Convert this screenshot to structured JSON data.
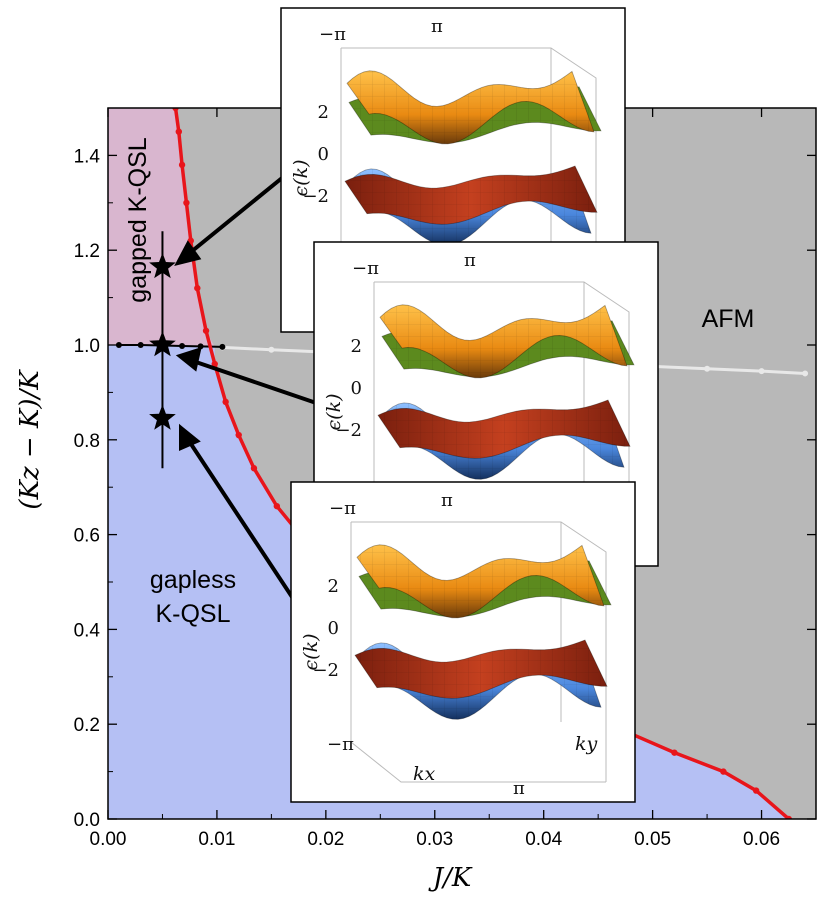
{
  "chart_data": {
    "type": "phase-diagram",
    "xlabel": "J/K",
    "ylabel": "(Kz − K)/K",
    "xlim": [
      0,
      0.065
    ],
    "ylim": [
      0,
      1.5
    ],
    "xticks": [
      "0.00",
      "0.01",
      "0.02",
      "0.03",
      "0.04",
      "0.05",
      "0.06"
    ],
    "yticks": [
      "0.0",
      "0.2",
      "0.4",
      "0.6",
      "0.8",
      "1.0",
      "1.2",
      "1.4"
    ],
    "regions": [
      {
        "label": "gapped K-QSL",
        "color": "#d9b6cf"
      },
      {
        "label": "gapless\nK-QSL",
        "color": "#b5c0f4"
      },
      {
        "label": "AFM",
        "color": "#b8b8b8"
      }
    ],
    "red_boundary": {
      "color": "#e8151b",
      "points": [
        [
          0.0105,
          0.0
        ],
        [
          0.0115,
          0.0
        ],
        [
          0.0125,
          0.0
        ],
        [
          0.0062,
          1.5
        ],
        [
          0.0065,
          1.45
        ],
        [
          0.0068,
          1.38
        ],
        [
          0.0072,
          1.3
        ],
        [
          0.0076,
          1.22
        ],
        [
          0.0082,
          1.12
        ],
        [
          0.009,
          1.03
        ],
        [
          0.0098,
          0.96
        ],
        [
          0.0108,
          0.88
        ],
        [
          0.012,
          0.81
        ],
        [
          0.0134,
          0.74
        ],
        [
          0.0155,
          0.66
        ],
        [
          0.018,
          0.59
        ],
        [
          0.021,
          0.52
        ],
        [
          0.0245,
          0.46
        ],
        [
          0.028,
          0.41
        ],
        [
          0.032,
          0.36
        ],
        [
          0.036,
          0.31
        ],
        [
          0.04,
          0.265
        ],
        [
          0.044,
          0.22
        ],
        [
          0.048,
          0.18
        ],
        [
          0.052,
          0.14
        ],
        [
          0.0565,
          0.1
        ],
        [
          0.0595,
          0.06
        ],
        [
          0.0625,
          0.0
        ]
      ]
    },
    "black_boundary": {
      "color": "#000000",
      "points": [
        [
          0.001,
          1.0
        ],
        [
          0.003,
          1.0
        ],
        [
          0.005,
          0.999
        ],
        [
          0.0068,
          0.998
        ],
        [
          0.0085,
          0.997
        ],
        [
          0.0105,
          0.996
        ]
      ]
    },
    "gray_boundary": {
      "color": "#e8e8e8",
      "points": [
        [
          0.0105,
          0.995
        ],
        [
          0.015,
          0.99
        ],
        [
          0.02,
          0.985
        ],
        [
          0.025,
          0.98
        ],
        [
          0.03,
          0.975
        ],
        [
          0.035,
          0.97
        ],
        [
          0.04,
          0.965
        ],
        [
          0.045,
          0.96
        ],
        [
          0.05,
          0.955
        ],
        [
          0.055,
          0.95
        ],
        [
          0.06,
          0.945
        ],
        [
          0.064,
          0.94
        ]
      ]
    },
    "stars": [
      [
        0.005,
        1.165
      ],
      [
        0.005,
        1.0
      ],
      [
        0.005,
        0.845
      ]
    ],
    "vertical_line": {
      "x": 0.005,
      "y": [
        0.74,
        1.24
      ]
    },
    "insets": [
      {
        "theta_top": [
          "−π",
          "π"
        ],
        "eps_ticks": [
          "2",
          "0",
          "−2"
        ],
        "eps_label": "ϵ(k)"
      },
      {
        "theta_top": [
          "−π",
          "π"
        ],
        "eps_ticks": [
          "2",
          "0",
          "−2"
        ],
        "eps_label": "ϵ(k)"
      },
      {
        "theta_top": [
          "−π",
          "π"
        ],
        "eps_ticks": [
          "2",
          "0",
          "−2"
        ],
        "eps_label": "ϵ(k)",
        "bottom_labels": [
          "−π",
          "π"
        ],
        "kx_label": "kx",
        "ky_label": "ky"
      }
    ]
  }
}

GIVEN INSTRUCTION — Replicate the material above verbatim; images stay out of the copy.

TASK RESPONSE —
Convert this screenshot to structured JSON data.
{
  "chart_data": {
    "type": "phase-diagram",
    "xlabel": "J/K",
    "ylabel": "(Kz − K)/K",
    "xlim": [
      0,
      0.065
    ],
    "ylim": [
      0,
      1.5
    ],
    "xticks": [
      "0.00",
      "0.01",
      "0.02",
      "0.03",
      "0.04",
      "0.05",
      "0.06"
    ],
    "yticks": [
      "0.0",
      "0.2",
      "0.4",
      "0.6",
      "0.8",
      "1.0",
      "1.2",
      "1.4"
    ],
    "regions": [
      {
        "label": "gapped K-QSL",
        "color": "#d9b6cf"
      },
      {
        "label": "gapless\nK-QSL",
        "color": "#b5c0f4"
      },
      {
        "label": "AFM",
        "color": "#b8b8b8"
      }
    ],
    "red_boundary": {
      "color": "#e8151b",
      "points": [
        [
          0.0105,
          0.0
        ],
        [
          0.0115,
          0.0
        ],
        [
          0.0125,
          0.0
        ],
        [
          0.0062,
          1.5
        ],
        [
          0.0065,
          1.45
        ],
        [
          0.0068,
          1.38
        ],
        [
          0.0072,
          1.3
        ],
        [
          0.0076,
          1.22
        ],
        [
          0.0082,
          1.12
        ],
        [
          0.009,
          1.03
        ],
        [
          0.0098,
          0.96
        ],
        [
          0.0108,
          0.88
        ],
        [
          0.012,
          0.81
        ],
        [
          0.0134,
          0.74
        ],
        [
          0.0155,
          0.66
        ],
        [
          0.018,
          0.59
        ],
        [
          0.021,
          0.52
        ],
        [
          0.0245,
          0.46
        ],
        [
          0.028,
          0.41
        ],
        [
          0.032,
          0.36
        ],
        [
          0.036,
          0.31
        ],
        [
          0.04,
          0.265
        ],
        [
          0.044,
          0.22
        ],
        [
          0.048,
          0.18
        ],
        [
          0.052,
          0.14
        ],
        [
          0.0565,
          0.1
        ],
        [
          0.0595,
          0.06
        ],
        [
          0.0625,
          0.0
        ]
      ]
    },
    "black_boundary": {
      "color": "#000000",
      "points": [
        [
          0.001,
          1.0
        ],
        [
          0.003,
          1.0
        ],
        [
          0.005,
          0.999
        ],
        [
          0.0068,
          0.998
        ],
        [
          0.0085,
          0.997
        ],
        [
          0.0105,
          0.996
        ]
      ]
    },
    "gray_boundary": {
      "color": "#e8e8e8",
      "points": [
        [
          0.0105,
          0.995
        ],
        [
          0.015,
          0.99
        ],
        [
          0.02,
          0.985
        ],
        [
          0.025,
          0.98
        ],
        [
          0.03,
          0.975
        ],
        [
          0.035,
          0.97
        ],
        [
          0.04,
          0.965
        ],
        [
          0.045,
          0.96
        ],
        [
          0.05,
          0.955
        ],
        [
          0.055,
          0.95
        ],
        [
          0.06,
          0.945
        ],
        [
          0.064,
          0.94
        ]
      ]
    },
    "stars": [
      [
        0.005,
        1.165
      ],
      [
        0.005,
        1.0
      ],
      [
        0.005,
        0.845
      ]
    ],
    "vertical_line": {
      "x": 0.005,
      "y": [
        0.74,
        1.24
      ]
    },
    "insets": [
      {
        "theta_top": [
          "−π",
          "π"
        ],
        "eps_ticks": [
          "2",
          "0",
          "−2"
        ],
        "eps_label": "ϵ(k)"
      },
      {
        "theta_top": [
          "−π",
          "π"
        ],
        "eps_ticks": [
          "2",
          "0",
          "−2"
        ],
        "eps_label": "ϵ(k)"
      },
      {
        "theta_top": [
          "−π",
          "π"
        ],
        "eps_ticks": [
          "2",
          "0",
          "−2"
        ],
        "eps_label": "ϵ(k)",
        "bottom_labels": [
          "−π",
          "π"
        ],
        "kx_label": "kx",
        "ky_label": "ky"
      }
    ]
  }
}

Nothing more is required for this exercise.